* _WRITTEN TASK_
Transcribe the lines from the one containing "What's the underlying" to the last line, inclusive, word for word. Include no pictures.

* _INPUT FOR THIS TASK_
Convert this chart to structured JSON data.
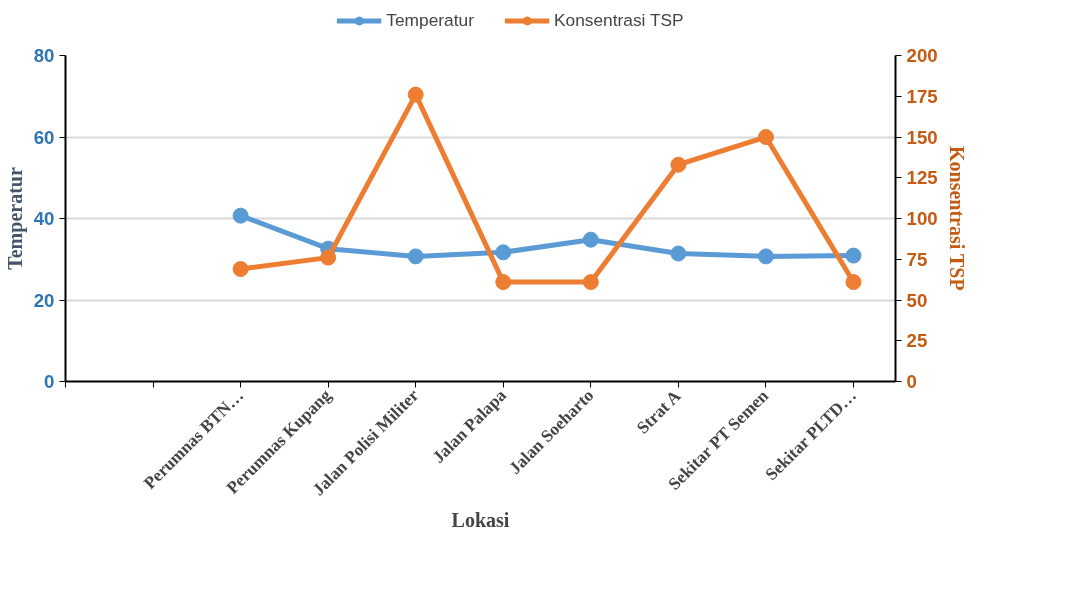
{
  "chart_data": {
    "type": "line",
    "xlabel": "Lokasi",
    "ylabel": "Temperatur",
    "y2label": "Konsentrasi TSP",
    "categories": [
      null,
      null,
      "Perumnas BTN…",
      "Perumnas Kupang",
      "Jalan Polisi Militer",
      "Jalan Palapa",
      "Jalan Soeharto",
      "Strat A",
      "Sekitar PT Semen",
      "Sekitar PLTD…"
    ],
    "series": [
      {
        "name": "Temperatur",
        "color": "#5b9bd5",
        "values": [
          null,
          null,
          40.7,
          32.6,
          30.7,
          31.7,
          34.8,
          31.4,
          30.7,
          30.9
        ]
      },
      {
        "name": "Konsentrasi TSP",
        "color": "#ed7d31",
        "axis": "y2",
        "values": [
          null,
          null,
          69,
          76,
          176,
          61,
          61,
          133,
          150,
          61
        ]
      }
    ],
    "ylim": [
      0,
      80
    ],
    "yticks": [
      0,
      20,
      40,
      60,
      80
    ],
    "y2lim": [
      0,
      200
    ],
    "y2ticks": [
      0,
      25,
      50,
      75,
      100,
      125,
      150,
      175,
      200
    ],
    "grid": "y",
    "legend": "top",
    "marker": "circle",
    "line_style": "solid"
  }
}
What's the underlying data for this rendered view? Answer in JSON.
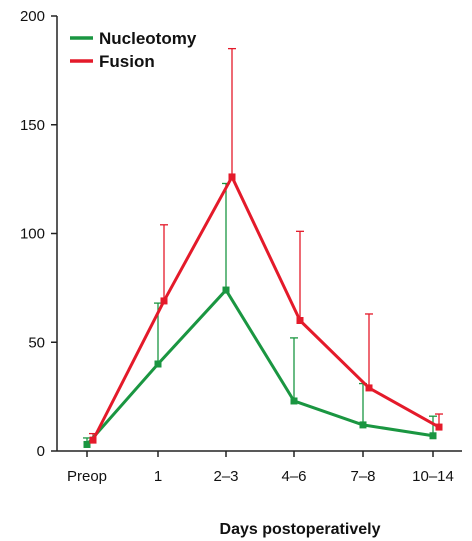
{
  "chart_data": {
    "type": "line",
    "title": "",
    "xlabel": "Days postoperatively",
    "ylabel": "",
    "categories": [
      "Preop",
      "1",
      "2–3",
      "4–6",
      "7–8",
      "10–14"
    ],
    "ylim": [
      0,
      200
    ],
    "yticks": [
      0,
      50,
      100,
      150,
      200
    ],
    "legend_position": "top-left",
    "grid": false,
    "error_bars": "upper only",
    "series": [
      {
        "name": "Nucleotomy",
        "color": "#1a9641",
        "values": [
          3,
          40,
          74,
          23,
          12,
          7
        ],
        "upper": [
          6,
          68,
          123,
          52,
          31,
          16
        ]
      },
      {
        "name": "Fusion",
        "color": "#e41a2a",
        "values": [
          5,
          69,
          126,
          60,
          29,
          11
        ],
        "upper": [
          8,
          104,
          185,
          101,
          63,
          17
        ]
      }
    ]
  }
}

* _THE SOLUTION_
What's the underlying data for this rendered view? Answer in JSON.
{
  "chart_data": {
    "type": "line",
    "title": "",
    "xlabel": "Days postoperatively",
    "ylabel": "",
    "categories": [
      "Preop",
      "1",
      "2–3",
      "4–6",
      "7–8",
      "10–14"
    ],
    "ylim": [
      0,
      200
    ],
    "yticks": [
      0,
      50,
      100,
      150,
      200
    ],
    "legend_position": "top-left",
    "grid": false,
    "error_bars": "upper only",
    "series": [
      {
        "name": "Nucleotomy",
        "color": "#1a9641",
        "values": [
          3,
          40,
          74,
          23,
          12,
          7
        ],
        "upper": [
          6,
          68,
          123,
          52,
          31,
          16
        ]
      },
      {
        "name": "Fusion",
        "color": "#e41a2a",
        "values": [
          5,
          69,
          126,
          60,
          29,
          11
        ],
        "upper": [
          8,
          104,
          185,
          101,
          63,
          17
        ]
      }
    ]
  }
}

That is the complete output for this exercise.